Stored data:
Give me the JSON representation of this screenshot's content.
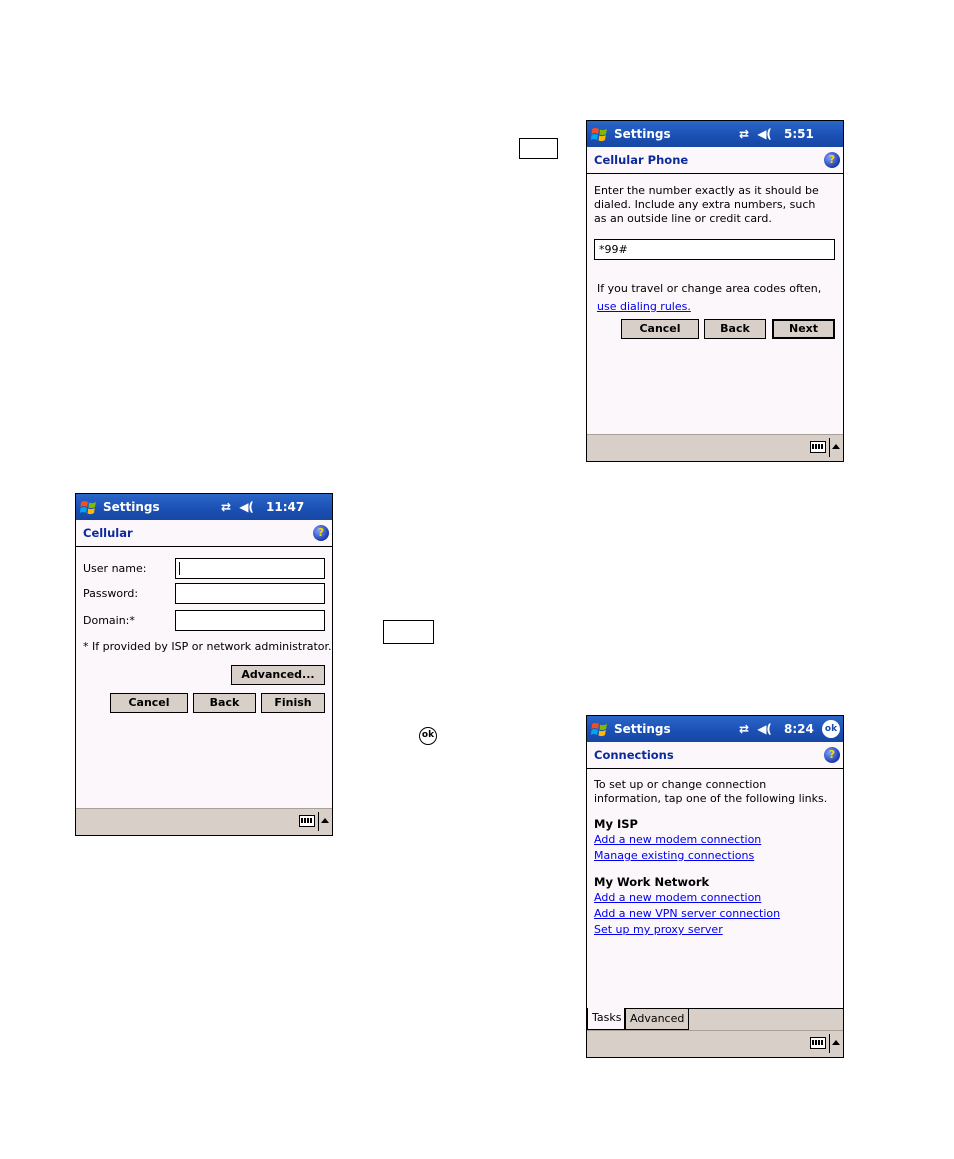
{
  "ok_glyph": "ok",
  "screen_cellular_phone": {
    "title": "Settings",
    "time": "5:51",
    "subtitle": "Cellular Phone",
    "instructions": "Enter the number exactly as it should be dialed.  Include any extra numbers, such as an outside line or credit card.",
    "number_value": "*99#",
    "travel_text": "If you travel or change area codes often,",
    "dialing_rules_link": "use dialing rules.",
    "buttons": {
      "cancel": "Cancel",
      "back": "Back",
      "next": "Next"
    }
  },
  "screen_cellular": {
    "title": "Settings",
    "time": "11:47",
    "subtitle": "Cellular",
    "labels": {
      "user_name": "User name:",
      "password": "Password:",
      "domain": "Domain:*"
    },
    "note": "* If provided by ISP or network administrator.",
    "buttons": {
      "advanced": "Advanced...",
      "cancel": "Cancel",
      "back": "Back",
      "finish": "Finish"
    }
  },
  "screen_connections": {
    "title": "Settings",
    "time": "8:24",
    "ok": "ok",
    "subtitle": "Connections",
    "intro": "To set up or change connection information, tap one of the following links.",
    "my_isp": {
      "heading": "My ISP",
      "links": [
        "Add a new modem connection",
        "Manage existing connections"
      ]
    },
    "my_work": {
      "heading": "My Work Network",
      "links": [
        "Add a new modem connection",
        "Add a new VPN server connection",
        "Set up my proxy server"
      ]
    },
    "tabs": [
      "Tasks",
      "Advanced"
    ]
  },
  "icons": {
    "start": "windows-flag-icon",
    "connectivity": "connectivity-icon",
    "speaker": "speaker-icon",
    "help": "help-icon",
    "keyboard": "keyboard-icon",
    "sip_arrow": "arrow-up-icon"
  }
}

TASK: Transcribe every line in the entries above, taking out only the images.

REPLY TO THE EXERCISE:
Give me the JSON representation of this screenshot's content.
{
  "ok_glyph": "ok",
  "screen_cellular_phone": {
    "title": "Settings",
    "time": "5:51",
    "subtitle": "Cellular Phone",
    "instructions": "Enter the number exactly as it should be dialed.  Include any extra numbers, such as an outside line or credit card.",
    "number_value": "*99#",
    "travel_text": "If you travel or change area codes often,",
    "dialing_rules_link": "use dialing rules.",
    "buttons": {
      "cancel": "Cancel",
      "back": "Back",
      "next": "Next"
    }
  },
  "screen_cellular": {
    "title": "Settings",
    "time": "11:47",
    "subtitle": "Cellular",
    "labels": {
      "user_name": "User name:",
      "password": "Password:",
      "domain": "Domain:*"
    },
    "note": "* If provided by ISP or network administrator.",
    "buttons": {
      "advanced": "Advanced...",
      "cancel": "Cancel",
      "back": "Back",
      "finish": "Finish"
    }
  },
  "screen_connections": {
    "title": "Settings",
    "time": "8:24",
    "ok": "ok",
    "subtitle": "Connections",
    "intro": "To set up or change connection information, tap one of the following links.",
    "my_isp": {
      "heading": "My ISP",
      "links": [
        "Add a new modem connection",
        "Manage existing connections"
      ]
    },
    "my_work": {
      "heading": "My Work Network",
      "links": [
        "Add a new modem connection",
        "Add a new VPN server connection",
        "Set up my proxy server"
      ]
    },
    "tabs": [
      "Tasks",
      "Advanced"
    ]
  },
  "icons": {
    "start": "windows-flag-icon",
    "connectivity": "connectivity-icon",
    "speaker": "speaker-icon",
    "help": "help-icon",
    "keyboard": "keyboard-icon",
    "sip_arrow": "arrow-up-icon"
  }
}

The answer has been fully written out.